• [SET EXERCISE]: Leave out the pictures and return every entry exactly as it appears.
— BEGIN —
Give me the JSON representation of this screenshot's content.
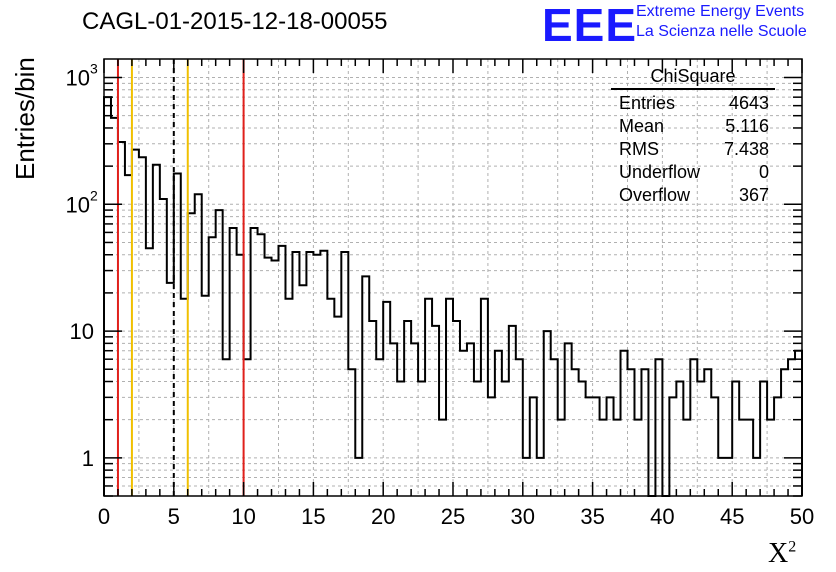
{
  "page": {
    "title": "CAGL-01-2015-12-18-00055",
    "logo_text": "EEE",
    "logo_line1": "Extreme Energy Events",
    "logo_line2": "La Scienza nelle Scuole"
  },
  "stats_box": {
    "title": "ChiSquare",
    "rows": [
      {
        "label": "Entries",
        "value": "4643"
      },
      {
        "label": "Mean",
        "value": "5.116"
      },
      {
        "label": "RMS",
        "value": "7.438"
      },
      {
        "label": "Underflow",
        "value": "0"
      },
      {
        "label": "Overflow",
        "value": "367"
      }
    ]
  },
  "colors": {
    "histogram": "#000000",
    "red_lines": "#e0201b",
    "yellow_lines": "#f0c000",
    "dashed_line": "#000000",
    "grid": "#b0b0b0",
    "logo": "#1a1aff"
  },
  "chart_data": {
    "type": "bar",
    "title": "CAGL-01-2015-12-18-00055",
    "xlabel": "X",
    "xlabel_superscript": "2",
    "ylabel": "Entries/bin",
    "xlim": [
      0,
      50
    ],
    "ylim": [
      0.5,
      1400
    ],
    "y_scale": "log",
    "grid": true,
    "x_ticks": [
      "0",
      "5",
      "10",
      "15",
      "20",
      "25",
      "30",
      "35",
      "40",
      "45",
      "50"
    ],
    "y_ticks": [
      {
        "base": "1",
        "exp": ""
      },
      {
        "base": "10",
        "exp": ""
      },
      {
        "base": "10",
        "exp": "2"
      },
      {
        "base": "10",
        "exp": "3"
      }
    ],
    "bin_width": 0.5,
    "bin_start": 0,
    "values": [
      700,
      480,
      310,
      170,
      270,
      235,
      45,
      205,
      110,
      24,
      175,
      18,
      85,
      120,
      19,
      55,
      90,
      6,
      65,
      40,
      6,
      65,
      58,
      38,
      36,
      47,
      18,
      42,
      23,
      42,
      40,
      43,
      18,
      13,
      42,
      5,
      1,
      27,
      12,
      6,
      17,
      8,
      4,
      12,
      8,
      4,
      18,
      11,
      2,
      18,
      12,
      7,
      8,
      4,
      18,
      3,
      7,
      4,
      11,
      6,
      1,
      3,
      1,
      10,
      6,
      2,
      8,
      5,
      4,
      3,
      3,
      2,
      3,
      2,
      7,
      5,
      2,
      5,
      0.3,
      6,
      0.3,
      3,
      4,
      2,
      6,
      4,
      5,
      3,
      1,
      1,
      4,
      2,
      2,
      1,
      4,
      2,
      3,
      5,
      6,
      7
    ],
    "vertical_lines": [
      {
        "x": 1,
        "style": "solid",
        "color": "red"
      },
      {
        "x": 2,
        "style": "solid",
        "color": "yellow"
      },
      {
        "x": 5,
        "style": "dashed",
        "color": "black"
      },
      {
        "x": 6,
        "style": "solid",
        "color": "yellow"
      },
      {
        "x": 10,
        "style": "solid",
        "color": "red"
      }
    ]
  }
}
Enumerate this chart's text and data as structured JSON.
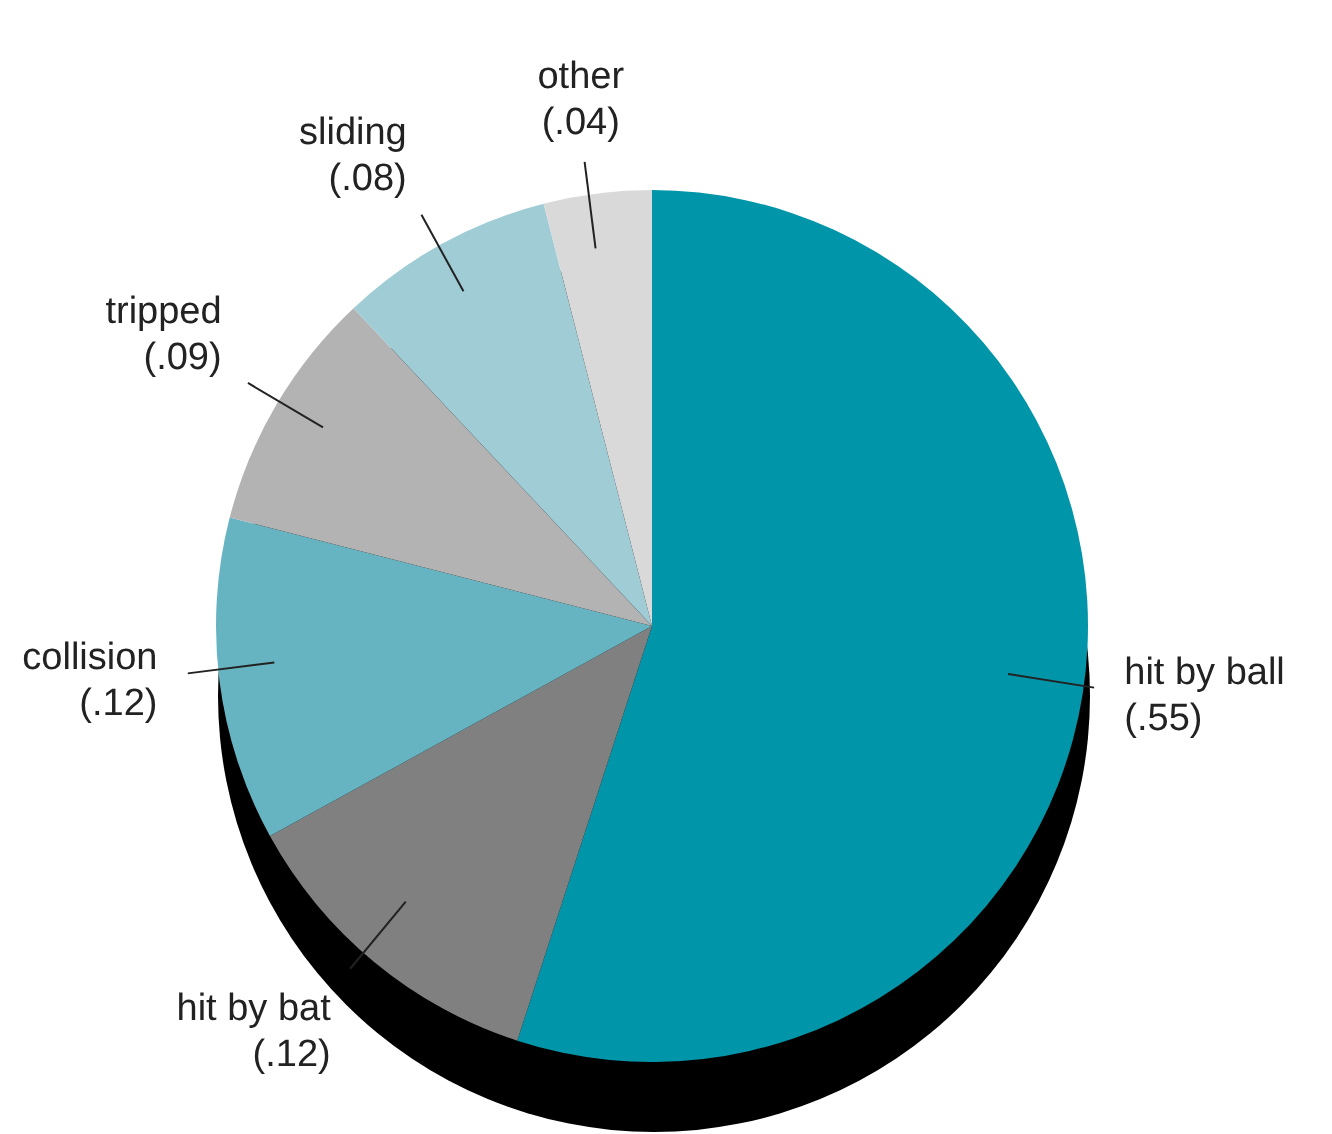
{
  "chart_data": {
    "type": "pie",
    "categories": [
      "hit by ball",
      "hit by bat",
      "collision",
      "tripped",
      "sliding",
      "other"
    ],
    "values": [
      0.55,
      0.12,
      0.12,
      0.09,
      0.08,
      0.04
    ],
    "value_labels": [
      "(.55)",
      "(.12)",
      "(.12)",
      "(.09)",
      "(.08)",
      "(.04)"
    ],
    "colors": [
      "#0095a8",
      "#808080",
      "#66b3c2",
      "#b3b3b3",
      "#a0ccd6",
      "#d9d9d9"
    ],
    "legend": false
  }
}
— END —
• [ANSWER BELOW]:
Give me the JSON representation of this screenshot's content.
{
  "page": {
    "title": "CAGL-01-2015-12-18-00055",
    "logo_text": "EEE",
    "logo_line1": "Extreme Energy Events",
    "logo_line2": "La Scienza nelle Scuole"
  },
  "stats_box": {
    "title": "ChiSquare",
    "rows": [
      {
        "label": "Entries",
        "value": "4643"
      },
      {
        "label": "Mean",
        "value": "5.116"
      },
      {
        "label": "RMS",
        "value": "7.438"
      },
      {
        "label": "Underflow",
        "value": "0"
      },
      {
        "label": "Overflow",
        "value": "367"
      }
    ]
  },
  "colors": {
    "histogram": "#000000",
    "red_lines": "#e0201b",
    "yellow_lines": "#f0c000",
    "dashed_line": "#000000",
    "grid": "#b0b0b0",
    "logo": "#1a1aff"
  },
  "chart_data": {
    "type": "bar",
    "title": "CAGL-01-2015-12-18-00055",
    "xlabel": "X",
    "xlabel_superscript": "2",
    "ylabel": "Entries/bin",
    "xlim": [
      0,
      50
    ],
    "ylim": [
      0.5,
      1400
    ],
    "y_scale": "log",
    "grid": true,
    "x_ticks": [
      "0",
      "5",
      "10",
      "15",
      "20",
      "25",
      "30",
      "35",
      "40",
      "45",
      "50"
    ],
    "y_ticks": [
      {
        "base": "1",
        "exp": ""
      },
      {
        "base": "10",
        "exp": ""
      },
      {
        "base": "10",
        "exp": "2"
      },
      {
        "base": "10",
        "exp": "3"
      }
    ],
    "bin_width": 0.5,
    "bin_start": 0,
    "values": [
      700,
      480,
      310,
      170,
      270,
      235,
      45,
      205,
      110,
      24,
      175,
      18,
      85,
      120,
      19,
      55,
      90,
      6,
      65,
      40,
      6,
      65,
      58,
      38,
      36,
      47,
      18,
      42,
      23,
      42,
      40,
      43,
      18,
      13,
      42,
      5,
      1,
      27,
      12,
      6,
      17,
      8,
      4,
      12,
      8,
      4,
      18,
      11,
      2,
      18,
      12,
      7,
      8,
      4,
      18,
      3,
      7,
      4,
      11,
      6,
      1,
      3,
      1,
      10,
      6,
      2,
      8,
      5,
      4,
      3,
      3,
      2,
      3,
      2,
      7,
      5,
      2,
      5,
      0.3,
      6,
      0.3,
      3,
      4,
      2,
      6,
      4,
      5,
      3,
      1,
      1,
      4,
      2,
      2,
      1,
      4,
      2,
      3,
      5,
      6,
      7
    ],
    "vertical_lines": [
      {
        "x": 1,
        "style": "solid",
        "color": "red"
      },
      {
        "x": 2,
        "style": "solid",
        "color": "yellow"
      },
      {
        "x": 5,
        "style": "dashed",
        "color": "black"
      },
      {
        "x": 6,
        "style": "solid",
        "color": "yellow"
      },
      {
        "x": 10,
        "style": "solid",
        "color": "red"
      }
    ]
  }
}
Enumerate this chart's text and data as structured JSON.
{
  "chart_data": {
    "type": "pie",
    "categories": [
      "hit by ball",
      "hit by bat",
      "collision",
      "tripped",
      "sliding",
      "other"
    ],
    "values": [
      0.55,
      0.12,
      0.12,
      0.09,
      0.08,
      0.04
    ],
    "value_labels": [
      "(.55)",
      "(.12)",
      "(.12)",
      "(.09)",
      "(.08)",
      "(.04)"
    ],
    "colors": [
      "#0095a8",
      "#808080",
      "#66b3c2",
      "#b3b3b3",
      "#a0ccd6",
      "#d9d9d9"
    ],
    "legend": false
  }
}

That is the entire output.